WHAT YOU ARE ASKED TO DO: Your task is to output the listing word for word, with pictures excluded.

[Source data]

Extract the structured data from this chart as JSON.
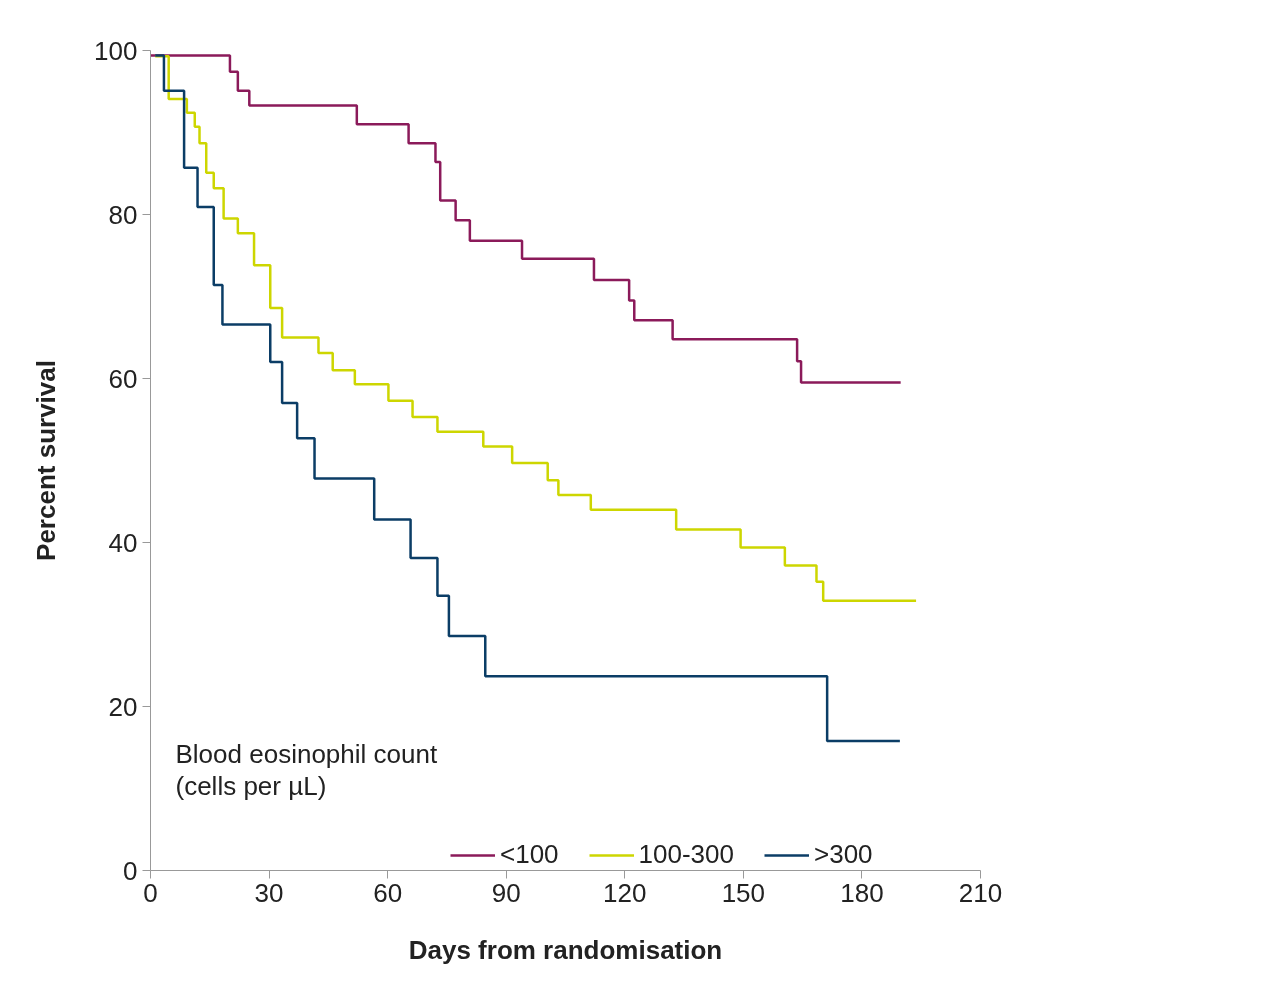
{
  "chart_data": {
    "type": "step",
    "xlabel": "Days from randomisation",
    "ylabel": "Percent survival",
    "legend_title": "Blood eosinophil count\n (cells per µL)",
    "xlim": [
      0,
      210
    ],
    "xticks": [
      0,
      30,
      60,
      90,
      120,
      150,
      180,
      210
    ],
    "ylim": [
      0,
      100
    ],
    "yticks": [
      0,
      20,
      40,
      60,
      80,
      100
    ],
    "grid": false,
    "legend": "bottom",
    "marker": "none",
    "line_style": "solid",
    "series": [
      {
        "name": "<100",
        "color": "#8b1a5a",
        "x": [
          0,
          20.1,
          22.1,
          25.0,
          52.2,
          65.3,
          72.1,
          73.3,
          77.2,
          80.8,
          94.0,
          112.2,
          121.1,
          122.4,
          132.1,
          163.6,
          164.6,
          189.8
        ],
        "values": [
          99.4,
          97.4,
          95.1,
          93.3,
          91.0,
          88.7,
          86.4,
          81.7,
          79.3,
          76.8,
          74.6,
          72.0,
          69.5,
          67.1,
          64.8,
          62.1,
          59.5,
          59.5
        ]
      },
      {
        "name": "100-300",
        "color": "#cdd600",
        "x": [
          1.2,
          4.6,
          9.2,
          11.2,
          12.4,
          14.1,
          16.0,
          18.5,
          22.1,
          26.2,
          30.3,
          33.3,
          42.5,
          46.1,
          51.7,
          60.2,
          66.3,
          72.6,
          84.2,
          91.5,
          100.5,
          103.2,
          111.4,
          133.0,
          149.3,
          160.5,
          168.5,
          170.2,
          193.7
        ],
        "values": [
          99.3,
          94.1,
          92.4,
          90.7,
          88.7,
          85.1,
          83.2,
          79.5,
          77.7,
          73.8,
          68.6,
          65.0,
          63.1,
          61.0,
          59.3,
          57.3,
          55.3,
          53.5,
          51.7,
          49.7,
          47.6,
          45.8,
          44.0,
          41.6,
          39.4,
          37.2,
          35.2,
          32.9,
          32.9
        ]
      },
      {
        "name": ">300",
        "color": "#0b3d66",
        "x": [
          1.2,
          3.4,
          8.5,
          11.9,
          16.0,
          18.2,
          30.3,
          33.3,
          37.1,
          41.5,
          56.6,
          65.8,
          72.6,
          75.5,
          84.7,
          171.2,
          189.6
        ],
        "values": [
          99.4,
          95.1,
          85.7,
          80.9,
          71.4,
          66.6,
          62.0,
          57.0,
          52.7,
          47.8,
          42.8,
          38.1,
          33.5,
          28.6,
          23.7,
          15.8,
          15.8
        ]
      }
    ]
  }
}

COMPLETE OUTPUT:
Extract the structured data from this chart as JSON.
{
  "chart_data": {
    "type": "step",
    "xlabel": "Days from randomisation",
    "ylabel": "Percent survival",
    "legend_title": "Blood eosinophil count\n (cells per µL)",
    "xlim": [
      0,
      210
    ],
    "xticks": [
      0,
      30,
      60,
      90,
      120,
      150,
      180,
      210
    ],
    "ylim": [
      0,
      100
    ],
    "yticks": [
      0,
      20,
      40,
      60,
      80,
      100
    ],
    "grid": false,
    "legend": "bottom",
    "marker": "none",
    "line_style": "solid",
    "series": [
      {
        "name": "<100",
        "color": "#8b1a5a",
        "x": [
          0,
          20.1,
          22.1,
          25.0,
          52.2,
          65.3,
          72.1,
          73.3,
          77.2,
          80.8,
          94.0,
          112.2,
          121.1,
          122.4,
          132.1,
          163.6,
          164.6,
          189.8
        ],
        "values": [
          99.4,
          97.4,
          95.1,
          93.3,
          91.0,
          88.7,
          86.4,
          81.7,
          79.3,
          76.8,
          74.6,
          72.0,
          69.5,
          67.1,
          64.8,
          62.1,
          59.5,
          59.5
        ]
      },
      {
        "name": "100-300",
        "color": "#cdd600",
        "x": [
          1.2,
          4.6,
          9.2,
          11.2,
          12.4,
          14.1,
          16.0,
          18.5,
          22.1,
          26.2,
          30.3,
          33.3,
          42.5,
          46.1,
          51.7,
          60.2,
          66.3,
          72.6,
          84.2,
          91.5,
          100.5,
          103.2,
          111.4,
          133.0,
          149.3,
          160.5,
          168.5,
          170.2,
          193.7
        ],
        "values": [
          99.3,
          94.1,
          92.4,
          90.7,
          88.7,
          85.1,
          83.2,
          79.5,
          77.7,
          73.8,
          68.6,
          65.0,
          63.1,
          61.0,
          59.3,
          57.3,
          55.3,
          53.5,
          51.7,
          49.7,
          47.6,
          45.8,
          44.0,
          41.6,
          39.4,
          37.2,
          35.2,
          32.9,
          32.9
        ]
      },
      {
        "name": ">300",
        "color": "#0b3d66",
        "x": [
          1.2,
          3.4,
          8.5,
          11.9,
          16.0,
          18.2,
          30.3,
          33.3,
          37.1,
          41.5,
          56.6,
          65.8,
          72.6,
          75.5,
          84.7,
          171.2,
          189.6
        ],
        "values": [
          99.4,
          95.1,
          85.7,
          80.9,
          71.4,
          66.6,
          62.0,
          57.0,
          52.7,
          47.8,
          42.8,
          38.1,
          33.5,
          28.6,
          23.7,
          15.8,
          15.8
        ]
      }
    ]
  }
}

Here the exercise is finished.